• _EXERCISE GOAL_
Answer these about the article on Borders and independent authors:
(a) What startup is Borders partnering with, and where is it based?
(b) What are the prices of the two publishing packages?
(c) What do authors who buy the advanced package receive?

Boarders Turns to Indie Authors

Boarders turns to indie writers for salvation from bankruptcy.


As eBooks have become increasingly popular, many major eBookstores have created ways to fill those eBookshelves not just with the titles of well known authors but with the works of any author willing to cough up the fees to have their projects published and distributed in this new format. And today, Borders throws its hat into the ring with a partnership with the Boulder-based startup BookBrewer, offering a service that will let independent authors publish and sell their eBooks via the Borders' eBookstore.

The deal with Borders will give authors who use BookBrewer a choice of two publishing packages: the $89.99 basic package and the $199.99 advanced publishing package.

With the basic package, BookBrewer will assign the book an ISBN - something that typically costs $125 value - and will make it available to all major eBookstores at a price set by the writer. Authors who purchase the advanced package will receive a full version of their ePub file, which they will own and may share with friends, family or submit on their own to eBook stores. An ePub file can be read with a variety of mobile devices, including the iPad.

• _ENTRIES PROVIDED_

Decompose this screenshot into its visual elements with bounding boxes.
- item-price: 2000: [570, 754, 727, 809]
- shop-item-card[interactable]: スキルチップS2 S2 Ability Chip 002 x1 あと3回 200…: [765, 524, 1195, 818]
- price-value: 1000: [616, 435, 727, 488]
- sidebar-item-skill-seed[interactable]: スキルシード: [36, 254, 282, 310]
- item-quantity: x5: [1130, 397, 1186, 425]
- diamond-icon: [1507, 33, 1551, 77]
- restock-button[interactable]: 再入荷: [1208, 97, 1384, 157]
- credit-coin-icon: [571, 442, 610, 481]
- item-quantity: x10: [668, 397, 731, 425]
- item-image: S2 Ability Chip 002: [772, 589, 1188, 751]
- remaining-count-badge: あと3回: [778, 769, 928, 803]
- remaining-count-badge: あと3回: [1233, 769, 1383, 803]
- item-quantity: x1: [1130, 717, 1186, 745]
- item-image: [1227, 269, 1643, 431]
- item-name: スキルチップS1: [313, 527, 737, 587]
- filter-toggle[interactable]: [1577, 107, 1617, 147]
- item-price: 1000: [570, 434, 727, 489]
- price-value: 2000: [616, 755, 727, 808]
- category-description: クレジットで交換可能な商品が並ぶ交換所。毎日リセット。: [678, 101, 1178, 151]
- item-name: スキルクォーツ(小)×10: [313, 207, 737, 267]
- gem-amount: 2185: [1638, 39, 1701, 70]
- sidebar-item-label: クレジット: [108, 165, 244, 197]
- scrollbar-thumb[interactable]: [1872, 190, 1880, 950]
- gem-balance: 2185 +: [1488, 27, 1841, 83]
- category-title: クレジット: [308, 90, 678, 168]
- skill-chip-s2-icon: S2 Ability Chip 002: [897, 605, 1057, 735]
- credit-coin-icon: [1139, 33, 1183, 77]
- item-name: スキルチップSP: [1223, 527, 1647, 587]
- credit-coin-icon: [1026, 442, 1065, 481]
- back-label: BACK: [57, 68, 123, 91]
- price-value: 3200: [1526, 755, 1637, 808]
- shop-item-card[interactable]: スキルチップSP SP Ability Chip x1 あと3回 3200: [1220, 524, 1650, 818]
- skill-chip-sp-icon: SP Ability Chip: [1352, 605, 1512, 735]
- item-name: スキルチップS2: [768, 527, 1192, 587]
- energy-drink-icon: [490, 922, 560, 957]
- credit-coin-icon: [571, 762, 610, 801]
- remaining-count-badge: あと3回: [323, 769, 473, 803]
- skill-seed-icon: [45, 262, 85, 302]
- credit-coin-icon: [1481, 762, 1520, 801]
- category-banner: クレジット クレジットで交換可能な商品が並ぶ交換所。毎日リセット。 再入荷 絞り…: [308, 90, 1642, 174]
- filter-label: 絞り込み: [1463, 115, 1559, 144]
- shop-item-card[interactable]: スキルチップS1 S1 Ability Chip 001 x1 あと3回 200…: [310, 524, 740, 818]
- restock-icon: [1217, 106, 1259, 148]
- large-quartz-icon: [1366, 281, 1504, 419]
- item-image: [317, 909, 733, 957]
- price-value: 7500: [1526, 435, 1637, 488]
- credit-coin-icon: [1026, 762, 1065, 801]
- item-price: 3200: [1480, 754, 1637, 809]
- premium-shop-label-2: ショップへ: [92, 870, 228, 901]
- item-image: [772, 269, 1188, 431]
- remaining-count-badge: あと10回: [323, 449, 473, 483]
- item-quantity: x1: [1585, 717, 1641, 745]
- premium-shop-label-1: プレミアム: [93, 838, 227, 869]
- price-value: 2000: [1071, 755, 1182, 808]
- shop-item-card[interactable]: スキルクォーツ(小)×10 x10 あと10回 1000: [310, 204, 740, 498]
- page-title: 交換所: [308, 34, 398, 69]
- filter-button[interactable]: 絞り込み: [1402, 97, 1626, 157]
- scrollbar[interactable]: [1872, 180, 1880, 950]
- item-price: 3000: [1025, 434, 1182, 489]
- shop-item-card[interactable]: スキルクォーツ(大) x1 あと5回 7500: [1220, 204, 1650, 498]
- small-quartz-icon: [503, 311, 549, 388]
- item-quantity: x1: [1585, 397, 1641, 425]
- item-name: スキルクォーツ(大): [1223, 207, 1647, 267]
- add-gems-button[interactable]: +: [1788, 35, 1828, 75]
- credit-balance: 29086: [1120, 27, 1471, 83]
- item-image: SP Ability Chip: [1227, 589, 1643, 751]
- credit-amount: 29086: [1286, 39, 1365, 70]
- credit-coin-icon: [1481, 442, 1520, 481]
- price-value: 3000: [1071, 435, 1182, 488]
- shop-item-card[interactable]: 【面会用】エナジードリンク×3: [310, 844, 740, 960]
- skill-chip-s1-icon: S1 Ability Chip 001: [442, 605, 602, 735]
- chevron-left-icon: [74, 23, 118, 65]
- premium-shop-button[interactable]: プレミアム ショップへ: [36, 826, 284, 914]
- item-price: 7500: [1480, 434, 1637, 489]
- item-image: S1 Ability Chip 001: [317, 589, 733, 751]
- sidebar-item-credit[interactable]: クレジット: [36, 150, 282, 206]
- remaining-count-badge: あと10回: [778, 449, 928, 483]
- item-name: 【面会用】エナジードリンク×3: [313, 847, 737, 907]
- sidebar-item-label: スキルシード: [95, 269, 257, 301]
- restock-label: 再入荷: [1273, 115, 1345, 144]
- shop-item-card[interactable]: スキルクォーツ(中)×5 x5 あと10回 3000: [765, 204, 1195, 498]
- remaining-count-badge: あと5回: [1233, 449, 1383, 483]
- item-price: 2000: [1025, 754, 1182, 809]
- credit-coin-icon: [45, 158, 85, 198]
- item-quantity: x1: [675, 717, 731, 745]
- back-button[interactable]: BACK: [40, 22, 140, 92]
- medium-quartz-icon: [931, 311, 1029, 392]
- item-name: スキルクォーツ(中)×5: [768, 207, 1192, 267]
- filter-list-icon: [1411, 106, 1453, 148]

• _RESPONSE TO THIS EXERCISE_
(a) BookBrewer, a startup based in Boulder.
(b) The basic package costs $89.99 and the advanced package costs $199.99.
(c) They receive a full version of their ePub file. They own it and may share it with friends or family or submit it to eBook stores on their own.